Return all lines where the word "labels" can be found.
--- RECORDS TO PROCESS ---
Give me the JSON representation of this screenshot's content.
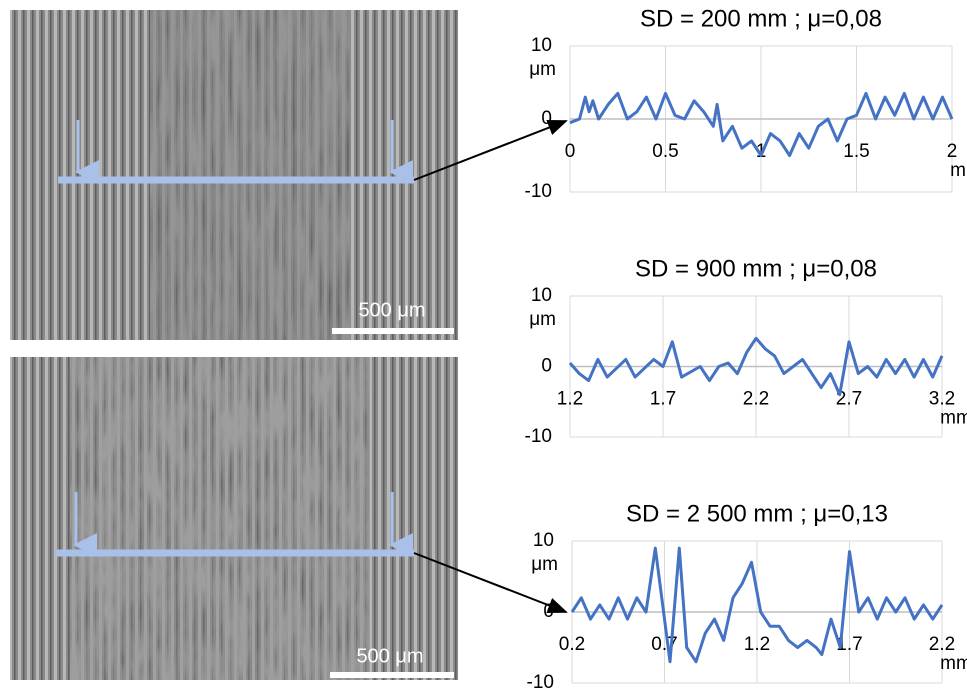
{
  "chart_data": [
    {
      "type": "line",
      "title": "SD = 200 mm ; μ=0,08",
      "xlabel": "mm",
      "ylabel": "μm",
      "xlim": [
        0,
        2
      ],
      "xticks": [
        0,
        0.5,
        1,
        1.5,
        2
      ],
      "ylim": [
        -10,
        10
      ],
      "yticks": [
        -10,
        0,
        10
      ],
      "grid": true,
      "x": [
        0,
        0.05,
        0.08,
        0.1,
        0.12,
        0.15,
        0.2,
        0.25,
        0.3,
        0.35,
        0.4,
        0.45,
        0.5,
        0.55,
        0.6,
        0.65,
        0.7,
        0.75,
        0.77,
        0.8,
        0.85,
        0.9,
        0.95,
        1.0,
        1.05,
        1.1,
        1.15,
        1.2,
        1.25,
        1.3,
        1.35,
        1.4,
        1.45,
        1.5,
        1.55,
        1.6,
        1.65,
        1.7,
        1.75,
        1.8,
        1.85,
        1.9,
        1.95,
        2.0
      ],
      "series": [
        {
          "color": "#4472c4",
          "values": [
            -0.5,
            0,
            3,
            1,
            2.5,
            0,
            2,
            3.5,
            0,
            1,
            3,
            0,
            3.5,
            0.5,
            0,
            2.5,
            1,
            -1,
            2,
            -3,
            -1,
            -4,
            -3,
            -5,
            -2,
            -3,
            -5,
            -2,
            -4,
            -1,
            0,
            -3,
            0,
            0.5,
            3.5,
            0,
            3,
            0.5,
            3.5,
            0,
            3,
            0,
            3,
            0
          ]
        }
      ]
    },
    {
      "type": "line",
      "title": "SD = 900 mm ; μ=0,08",
      "xlabel": "mm",
      "ylabel": "μm",
      "xlim": [
        1.2,
        3.2
      ],
      "xticks": [
        1.2,
        1.7,
        2.2,
        2.7,
        3.2
      ],
      "ylim": [
        -10,
        10
      ],
      "yticks": [
        -10,
        0,
        10
      ],
      "grid": true,
      "x": [
        1.2,
        1.25,
        1.3,
        1.35,
        1.4,
        1.5,
        1.55,
        1.65,
        1.7,
        1.75,
        1.8,
        1.9,
        1.95,
        2.0,
        2.05,
        2.1,
        2.15,
        2.2,
        2.25,
        2.3,
        2.35,
        2.4,
        2.45,
        2.5,
        2.55,
        2.6,
        2.65,
        2.7,
        2.75,
        2.8,
        2.85,
        2.9,
        2.95,
        3.0,
        3.05,
        3.1,
        3.15,
        3.2
      ],
      "series": [
        {
          "color": "#4472c4",
          "values": [
            0.5,
            -1,
            -2,
            1,
            -1.5,
            1,
            -1.5,
            1,
            0,
            3.5,
            -1.5,
            0,
            -2,
            0,
            0.5,
            -1,
            2,
            4,
            2.5,
            1.5,
            -1,
            0,
            1,
            -1,
            -3,
            -1,
            -4,
            3.5,
            -1,
            0,
            -1.5,
            1,
            -1,
            1,
            -1.5,
            1,
            -1.5,
            1.5
          ]
        }
      ]
    },
    {
      "type": "line",
      "title": "SD = 2 500 mm ; μ=0,13",
      "xlabel": "mm",
      "ylabel": "μm",
      "xlim": [
        0.2,
        2.2
      ],
      "xticks": [
        0.2,
        0.7,
        1.2,
        1.7,
        2.2
      ],
      "ylim": [
        -10,
        10
      ],
      "yticks": [
        -10,
        0,
        10
      ],
      "grid": true,
      "x": [
        0.2,
        0.25,
        0.3,
        0.35,
        0.4,
        0.45,
        0.5,
        0.55,
        0.6,
        0.65,
        0.7,
        0.73,
        0.78,
        0.82,
        0.87,
        0.92,
        0.97,
        1.02,
        1.07,
        1.12,
        1.17,
        1.22,
        1.27,
        1.32,
        1.37,
        1.42,
        1.47,
        1.52,
        1.55,
        1.6,
        1.65,
        1.7,
        1.75,
        1.8,
        1.85,
        1.9,
        1.95,
        2.0,
        2.05,
        2.1,
        2.15,
        2.2
      ],
      "series": [
        {
          "color": "#4472c4",
          "values": [
            0,
            2,
            -1,
            1,
            -1,
            2,
            -1,
            2,
            0,
            9,
            -1,
            -7,
            9,
            -5,
            -7,
            -3,
            -1,
            -4,
            2,
            4,
            7,
            0,
            -2,
            -2,
            -4,
            -5,
            -4,
            -5,
            -6,
            -1,
            -5,
            8.5,
            0,
            2,
            -1,
            2,
            0,
            2,
            -1,
            1,
            -1,
            1
          ]
        }
      ]
    }
  ],
  "images": [
    {
      "scale_label": "500 μm"
    },
    {
      "scale_label": "500 μm"
    }
  ]
}
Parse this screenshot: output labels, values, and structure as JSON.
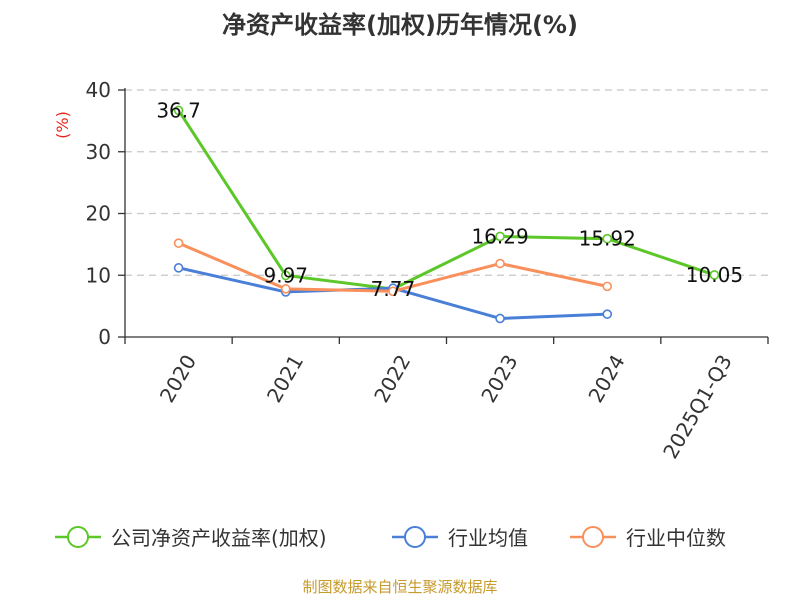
{
  "chart_data": {
    "type": "line",
    "title": "净资产收益率(加权)历年情况(%)",
    "ylabel": "(%)",
    "xlabel": "",
    "categories": [
      "2020",
      "2021",
      "2022",
      "2023",
      "2024",
      "2025Q1-Q3"
    ],
    "ylim": [
      0,
      40
    ],
    "yticks": [
      0,
      10,
      20,
      30,
      40
    ],
    "grid": true,
    "legend_position": "bottom",
    "series": [
      {
        "name": "公司净资产收益率(加权)",
        "color": "#5cc728",
        "values": [
          36.7,
          9.97,
          7.77,
          16.29,
          15.92,
          10.05
        ],
        "labels": [
          "36.7",
          "9.97",
          "7.77",
          "16.29",
          "15.92",
          "10.05"
        ]
      },
      {
        "name": "行业均值",
        "color": "#4a7fd8",
        "values": [
          11.2,
          7.3,
          7.9,
          3.0,
          3.7,
          null
        ]
      },
      {
        "name": "行业中位数",
        "color": "#f98f5b",
        "values": [
          15.2,
          7.8,
          7.4,
          11.9,
          8.2,
          null
        ]
      }
    ]
  },
  "source": "制图数据来自恒生聚源数据库"
}
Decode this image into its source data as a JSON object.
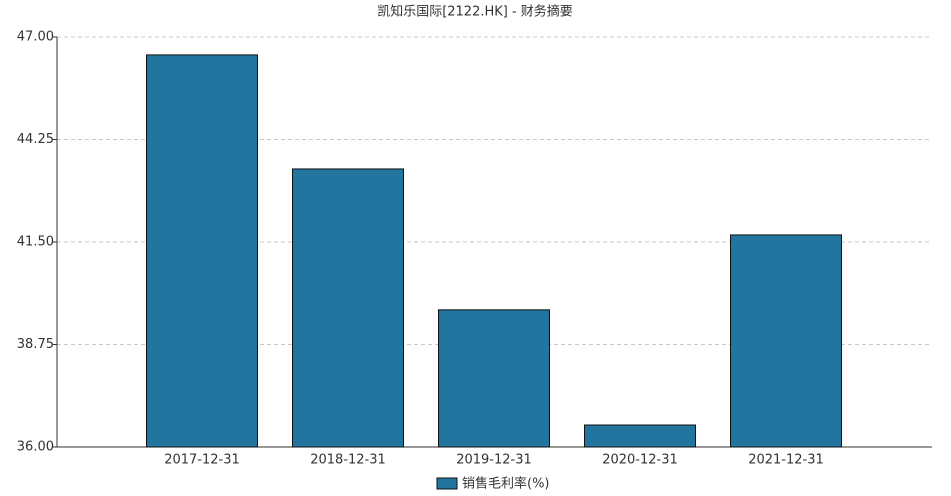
{
  "chart_data": {
    "type": "bar",
    "title": "凯知乐国际[2122.HK] - 财务摘要",
    "categories": [
      "2017-12-31",
      "2018-12-31",
      "2019-12-31",
      "2020-12-31",
      "2021-12-31"
    ],
    "series": [
      {
        "name": "销售毛利率(%)",
        "color": "#21759f",
        "values": [
          46.52,
          43.46,
          39.68,
          36.59,
          41.69
        ]
      }
    ],
    "ylim": [
      36,
      47
    ],
    "yticks": [
      {
        "value": 36,
        "label": "36.00"
      },
      {
        "value": 38.75,
        "label": "38.75"
      },
      {
        "value": 41.5,
        "label": "41.50"
      },
      {
        "value": 44.25,
        "label": "44.25"
      },
      {
        "value": 47,
        "label": "47.00"
      }
    ],
    "grid": true,
    "legend": "bottom"
  }
}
---
**SOLUTION BELOW:**
Parse this screenshot: output labels, values, and structure as JSON.
        "labels": [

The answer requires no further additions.